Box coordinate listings
▶
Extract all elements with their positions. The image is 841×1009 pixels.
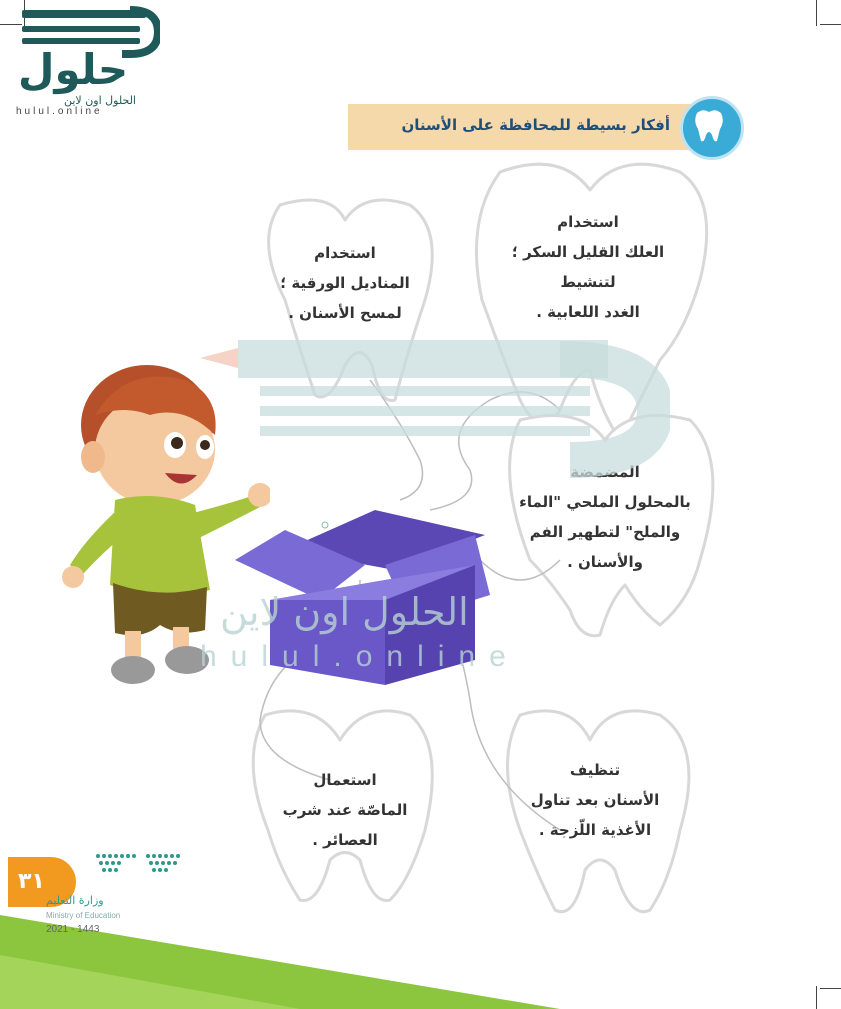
ministry-logo-icon xyxy=(92,850,188,876)
tip-gum-text: استخدام العلك القليل السكر ؛ لتنشيط الغدد اللعابية . xyxy=(511,213,665,321)
green-band xyxy=(0,915,841,1009)
ministry-english: Ministry of Education xyxy=(46,911,121,920)
watermark-arabic: الحلول اون لاين xyxy=(220,590,469,634)
watermark xyxy=(200,340,670,680)
page-number: ٣١ xyxy=(18,869,45,894)
logo-text-latin: hulul.online xyxy=(16,106,103,117)
watermark-latin: hulul.online xyxy=(200,640,520,673)
tip-straw-text: استعمال الماصّة عند شرب العصائر . xyxy=(282,771,408,849)
tip-tissues-text: استخدام المناديل الورقية ؛ لمسح الأسنان . xyxy=(280,244,410,322)
logo-text-big: حلول xyxy=(18,45,129,94)
tip-clean-text: تنظيف الأسنان بعد تناول الأغذية اللّزجة . xyxy=(530,761,660,839)
section-title: أفكار بسيطة للمحافظة على الأسنان xyxy=(401,116,670,134)
tip-rinse-text: المضمضة بالمحلول الملحي "الماء والملح" لتطهير الفم والأسنان . xyxy=(519,463,691,571)
ministry-arabic: وزارة التعليم xyxy=(46,894,104,907)
edition-year: 2021 - 1443 xyxy=(46,924,100,935)
logo-text-small: الحلول اون لاين xyxy=(64,94,136,107)
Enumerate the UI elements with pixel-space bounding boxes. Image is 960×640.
◀
EXERCISE PROMPT: Write out each of the lines above exactly, omitting the pictures from your answer.

REPLY TO THE TASK:
Extract all elements with their positions. The image is 841×1009 pixels.
ministry-logo-icon xyxy=(92,850,188,876)
tip-gum-text: استخدام العلك القليل السكر ؛ لتنشيط الغدد اللعابية . xyxy=(511,213,665,321)
green-band xyxy=(0,915,841,1009)
ministry-english: Ministry of Education xyxy=(46,911,121,920)
watermark-arabic: الحلول اون لاين xyxy=(220,590,469,634)
watermark xyxy=(200,340,670,680)
page-number: ٣١ xyxy=(18,869,45,894)
logo-text-latin: hulul.online xyxy=(16,106,103,117)
watermark-latin: hulul.online xyxy=(200,640,520,673)
tip-straw-text: استعمال الماصّة عند شرب العصائر . xyxy=(282,771,408,849)
tip-tissues-text: استخدام المناديل الورقية ؛ لمسح الأسنان . xyxy=(280,244,410,322)
logo-text-big: حلول xyxy=(18,45,129,94)
tip-clean-text: تنظيف الأسنان بعد تناول الأغذية اللّزجة . xyxy=(530,761,660,839)
section-title: أفكار بسيطة للمحافظة على الأسنان xyxy=(401,116,670,134)
tip-rinse-text: المضمضة بالمحلول الملحي "الماء والملح" لتطهير الفم والأسنان . xyxy=(519,463,691,571)
ministry-arabic: وزارة التعليم xyxy=(46,894,104,907)
edition-year: 2021 - 1443 xyxy=(46,924,100,935)
logo-text-small: الحلول اون لاين xyxy=(64,94,136,107)
Enumerate the UI elements with pixel-space bounding boxes. Image is 960×640.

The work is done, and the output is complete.